Data entries

%%

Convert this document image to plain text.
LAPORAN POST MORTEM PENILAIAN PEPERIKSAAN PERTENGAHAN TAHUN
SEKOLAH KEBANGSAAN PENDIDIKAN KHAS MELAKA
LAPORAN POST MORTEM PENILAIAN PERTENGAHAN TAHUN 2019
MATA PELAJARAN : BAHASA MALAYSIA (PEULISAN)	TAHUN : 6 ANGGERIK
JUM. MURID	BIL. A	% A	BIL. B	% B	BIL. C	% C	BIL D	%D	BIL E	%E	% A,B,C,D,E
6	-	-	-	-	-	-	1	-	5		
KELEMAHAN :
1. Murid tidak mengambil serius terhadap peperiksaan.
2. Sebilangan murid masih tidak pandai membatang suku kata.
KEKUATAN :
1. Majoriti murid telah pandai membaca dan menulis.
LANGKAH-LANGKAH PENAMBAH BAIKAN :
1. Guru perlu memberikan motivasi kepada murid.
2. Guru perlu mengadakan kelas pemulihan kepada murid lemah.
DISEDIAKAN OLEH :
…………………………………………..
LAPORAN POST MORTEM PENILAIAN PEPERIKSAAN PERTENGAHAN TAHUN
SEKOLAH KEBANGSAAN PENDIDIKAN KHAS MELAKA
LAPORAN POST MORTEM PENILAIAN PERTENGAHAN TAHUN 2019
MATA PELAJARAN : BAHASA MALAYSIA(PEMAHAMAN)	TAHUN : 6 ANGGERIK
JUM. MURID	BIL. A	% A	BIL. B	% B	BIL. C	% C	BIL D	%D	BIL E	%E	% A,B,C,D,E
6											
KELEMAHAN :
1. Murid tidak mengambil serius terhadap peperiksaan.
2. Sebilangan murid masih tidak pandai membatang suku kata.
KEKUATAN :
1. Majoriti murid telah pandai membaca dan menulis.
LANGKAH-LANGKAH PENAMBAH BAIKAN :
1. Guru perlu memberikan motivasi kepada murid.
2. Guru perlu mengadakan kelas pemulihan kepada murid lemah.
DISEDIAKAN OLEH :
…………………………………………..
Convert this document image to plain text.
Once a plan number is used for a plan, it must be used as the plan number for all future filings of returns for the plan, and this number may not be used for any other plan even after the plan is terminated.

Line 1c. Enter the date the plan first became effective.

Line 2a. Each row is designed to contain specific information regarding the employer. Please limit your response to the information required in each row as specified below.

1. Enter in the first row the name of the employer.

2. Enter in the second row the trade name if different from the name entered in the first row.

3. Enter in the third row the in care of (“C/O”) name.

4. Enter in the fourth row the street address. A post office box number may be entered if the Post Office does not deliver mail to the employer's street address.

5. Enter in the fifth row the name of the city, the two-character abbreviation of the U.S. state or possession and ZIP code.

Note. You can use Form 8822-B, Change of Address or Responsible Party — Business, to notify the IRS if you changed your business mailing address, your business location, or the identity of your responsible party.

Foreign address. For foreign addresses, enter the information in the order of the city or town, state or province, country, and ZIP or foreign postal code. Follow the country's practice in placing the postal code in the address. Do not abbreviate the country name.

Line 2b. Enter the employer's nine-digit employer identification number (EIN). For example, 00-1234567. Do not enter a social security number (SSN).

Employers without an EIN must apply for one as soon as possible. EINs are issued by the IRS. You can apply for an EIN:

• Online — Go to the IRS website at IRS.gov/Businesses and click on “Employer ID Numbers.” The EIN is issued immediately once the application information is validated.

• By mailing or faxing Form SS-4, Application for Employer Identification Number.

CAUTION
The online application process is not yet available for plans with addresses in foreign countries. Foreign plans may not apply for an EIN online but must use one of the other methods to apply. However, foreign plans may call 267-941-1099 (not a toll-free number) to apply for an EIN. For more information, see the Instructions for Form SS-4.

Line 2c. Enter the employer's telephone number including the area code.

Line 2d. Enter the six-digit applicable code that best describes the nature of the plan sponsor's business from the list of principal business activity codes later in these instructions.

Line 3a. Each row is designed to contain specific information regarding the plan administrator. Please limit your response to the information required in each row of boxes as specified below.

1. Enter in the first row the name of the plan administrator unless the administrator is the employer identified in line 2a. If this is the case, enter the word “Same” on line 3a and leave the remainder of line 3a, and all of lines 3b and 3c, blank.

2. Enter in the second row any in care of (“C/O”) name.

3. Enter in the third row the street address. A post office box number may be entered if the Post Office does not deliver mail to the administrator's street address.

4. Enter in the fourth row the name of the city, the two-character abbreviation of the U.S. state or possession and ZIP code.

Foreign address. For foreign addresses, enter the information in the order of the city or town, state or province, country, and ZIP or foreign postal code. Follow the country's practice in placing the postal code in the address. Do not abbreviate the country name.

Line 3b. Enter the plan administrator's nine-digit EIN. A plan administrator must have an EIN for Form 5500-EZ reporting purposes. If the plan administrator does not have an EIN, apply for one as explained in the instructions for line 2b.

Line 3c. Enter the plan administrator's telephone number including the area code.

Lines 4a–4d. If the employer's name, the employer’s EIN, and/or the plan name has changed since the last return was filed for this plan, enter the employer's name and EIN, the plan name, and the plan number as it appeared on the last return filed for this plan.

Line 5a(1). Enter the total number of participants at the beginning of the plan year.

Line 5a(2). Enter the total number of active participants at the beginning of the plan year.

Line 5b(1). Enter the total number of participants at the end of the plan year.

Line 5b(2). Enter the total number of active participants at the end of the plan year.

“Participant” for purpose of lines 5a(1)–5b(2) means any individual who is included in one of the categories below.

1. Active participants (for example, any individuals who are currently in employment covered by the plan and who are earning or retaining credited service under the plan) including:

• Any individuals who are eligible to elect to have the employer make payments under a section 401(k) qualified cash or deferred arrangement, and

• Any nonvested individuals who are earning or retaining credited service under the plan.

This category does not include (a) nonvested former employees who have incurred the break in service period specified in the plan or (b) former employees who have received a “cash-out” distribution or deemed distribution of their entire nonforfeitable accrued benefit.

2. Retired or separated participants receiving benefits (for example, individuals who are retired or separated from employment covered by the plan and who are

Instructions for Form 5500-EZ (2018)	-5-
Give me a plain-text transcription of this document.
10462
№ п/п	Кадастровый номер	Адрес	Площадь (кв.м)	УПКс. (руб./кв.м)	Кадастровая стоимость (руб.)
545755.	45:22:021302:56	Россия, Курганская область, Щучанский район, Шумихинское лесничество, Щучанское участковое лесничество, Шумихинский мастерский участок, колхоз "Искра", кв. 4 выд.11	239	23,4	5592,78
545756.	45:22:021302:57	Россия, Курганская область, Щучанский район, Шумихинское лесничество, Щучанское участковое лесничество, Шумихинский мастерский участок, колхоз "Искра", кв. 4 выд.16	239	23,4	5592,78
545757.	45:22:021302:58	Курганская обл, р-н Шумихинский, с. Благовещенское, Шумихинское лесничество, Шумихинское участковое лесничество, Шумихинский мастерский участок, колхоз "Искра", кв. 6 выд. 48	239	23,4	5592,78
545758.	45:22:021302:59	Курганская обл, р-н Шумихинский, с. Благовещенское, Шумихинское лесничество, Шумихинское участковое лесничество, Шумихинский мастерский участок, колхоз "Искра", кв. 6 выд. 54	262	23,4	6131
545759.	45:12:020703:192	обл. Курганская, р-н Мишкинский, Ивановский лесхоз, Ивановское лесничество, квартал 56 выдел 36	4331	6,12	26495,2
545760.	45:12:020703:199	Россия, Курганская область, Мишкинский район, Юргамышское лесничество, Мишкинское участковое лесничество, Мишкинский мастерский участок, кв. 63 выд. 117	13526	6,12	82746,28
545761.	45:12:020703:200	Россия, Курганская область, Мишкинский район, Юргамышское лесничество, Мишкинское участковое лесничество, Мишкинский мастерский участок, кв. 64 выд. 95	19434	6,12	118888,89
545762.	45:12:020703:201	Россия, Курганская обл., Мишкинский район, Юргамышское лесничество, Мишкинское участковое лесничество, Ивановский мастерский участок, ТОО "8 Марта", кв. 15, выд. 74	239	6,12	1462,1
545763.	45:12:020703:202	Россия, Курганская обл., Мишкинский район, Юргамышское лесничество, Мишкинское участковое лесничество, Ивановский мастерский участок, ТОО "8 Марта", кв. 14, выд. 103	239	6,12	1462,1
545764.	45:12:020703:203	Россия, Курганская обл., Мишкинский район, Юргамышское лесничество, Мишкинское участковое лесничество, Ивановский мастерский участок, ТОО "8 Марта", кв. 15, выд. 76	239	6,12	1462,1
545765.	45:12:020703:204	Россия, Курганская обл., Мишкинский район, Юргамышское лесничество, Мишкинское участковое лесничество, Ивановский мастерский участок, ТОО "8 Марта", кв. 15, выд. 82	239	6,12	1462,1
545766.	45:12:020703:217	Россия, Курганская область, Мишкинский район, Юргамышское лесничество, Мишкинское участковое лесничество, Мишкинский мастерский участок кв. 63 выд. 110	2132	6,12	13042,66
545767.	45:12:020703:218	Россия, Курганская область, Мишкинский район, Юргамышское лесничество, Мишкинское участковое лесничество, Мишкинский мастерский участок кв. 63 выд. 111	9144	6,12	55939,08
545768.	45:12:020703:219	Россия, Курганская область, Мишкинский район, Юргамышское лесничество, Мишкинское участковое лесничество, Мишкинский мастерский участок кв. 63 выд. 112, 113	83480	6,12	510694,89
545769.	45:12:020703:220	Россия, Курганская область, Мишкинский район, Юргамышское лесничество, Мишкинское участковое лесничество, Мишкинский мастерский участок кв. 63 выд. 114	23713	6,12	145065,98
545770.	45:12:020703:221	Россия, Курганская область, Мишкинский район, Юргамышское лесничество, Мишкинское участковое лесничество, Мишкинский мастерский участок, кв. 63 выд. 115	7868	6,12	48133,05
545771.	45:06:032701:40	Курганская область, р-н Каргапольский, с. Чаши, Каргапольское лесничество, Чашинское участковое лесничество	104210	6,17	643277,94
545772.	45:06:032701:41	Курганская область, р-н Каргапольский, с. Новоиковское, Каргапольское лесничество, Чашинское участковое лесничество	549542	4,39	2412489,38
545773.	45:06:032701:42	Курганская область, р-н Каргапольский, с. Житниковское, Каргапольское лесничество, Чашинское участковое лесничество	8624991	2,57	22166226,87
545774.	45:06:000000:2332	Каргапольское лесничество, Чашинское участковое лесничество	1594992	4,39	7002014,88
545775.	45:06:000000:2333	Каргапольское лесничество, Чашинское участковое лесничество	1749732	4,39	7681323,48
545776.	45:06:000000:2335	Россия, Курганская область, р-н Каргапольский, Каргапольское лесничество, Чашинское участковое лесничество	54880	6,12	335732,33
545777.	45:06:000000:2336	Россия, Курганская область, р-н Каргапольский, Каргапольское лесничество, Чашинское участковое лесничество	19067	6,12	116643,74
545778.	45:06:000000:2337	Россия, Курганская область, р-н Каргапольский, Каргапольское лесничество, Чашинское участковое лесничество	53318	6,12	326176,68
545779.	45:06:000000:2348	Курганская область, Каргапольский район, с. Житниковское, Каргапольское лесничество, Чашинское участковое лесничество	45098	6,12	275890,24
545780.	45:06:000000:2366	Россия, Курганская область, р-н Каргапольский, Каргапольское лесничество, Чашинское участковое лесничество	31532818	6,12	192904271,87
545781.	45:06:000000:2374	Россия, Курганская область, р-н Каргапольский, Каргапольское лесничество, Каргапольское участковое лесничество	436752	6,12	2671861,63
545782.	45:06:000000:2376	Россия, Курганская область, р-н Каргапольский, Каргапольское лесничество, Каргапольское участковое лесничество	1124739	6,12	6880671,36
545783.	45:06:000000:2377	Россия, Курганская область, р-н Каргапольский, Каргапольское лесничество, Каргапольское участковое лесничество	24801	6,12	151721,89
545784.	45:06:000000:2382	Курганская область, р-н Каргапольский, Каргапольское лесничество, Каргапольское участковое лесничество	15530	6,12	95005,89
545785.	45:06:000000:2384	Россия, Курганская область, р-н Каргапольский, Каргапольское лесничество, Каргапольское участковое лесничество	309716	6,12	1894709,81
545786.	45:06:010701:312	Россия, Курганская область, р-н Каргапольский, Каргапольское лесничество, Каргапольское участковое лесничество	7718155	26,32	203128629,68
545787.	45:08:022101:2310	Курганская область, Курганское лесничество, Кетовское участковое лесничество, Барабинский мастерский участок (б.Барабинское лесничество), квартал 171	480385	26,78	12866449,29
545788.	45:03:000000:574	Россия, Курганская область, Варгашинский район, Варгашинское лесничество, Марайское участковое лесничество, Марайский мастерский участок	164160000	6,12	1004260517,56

%%

Task instructions »
Show every line that contains the word "MALAYSIA".

Exercise result »
MATA PELAJARAN : BAHASA MALAYSIA (PEULISAN)	TAHUN : 6 ANGGERIK
MATA PELAJARAN : BAHASA MALAYSIA(PEMAHAMAN)	TAHUN : 6 ANGGERIK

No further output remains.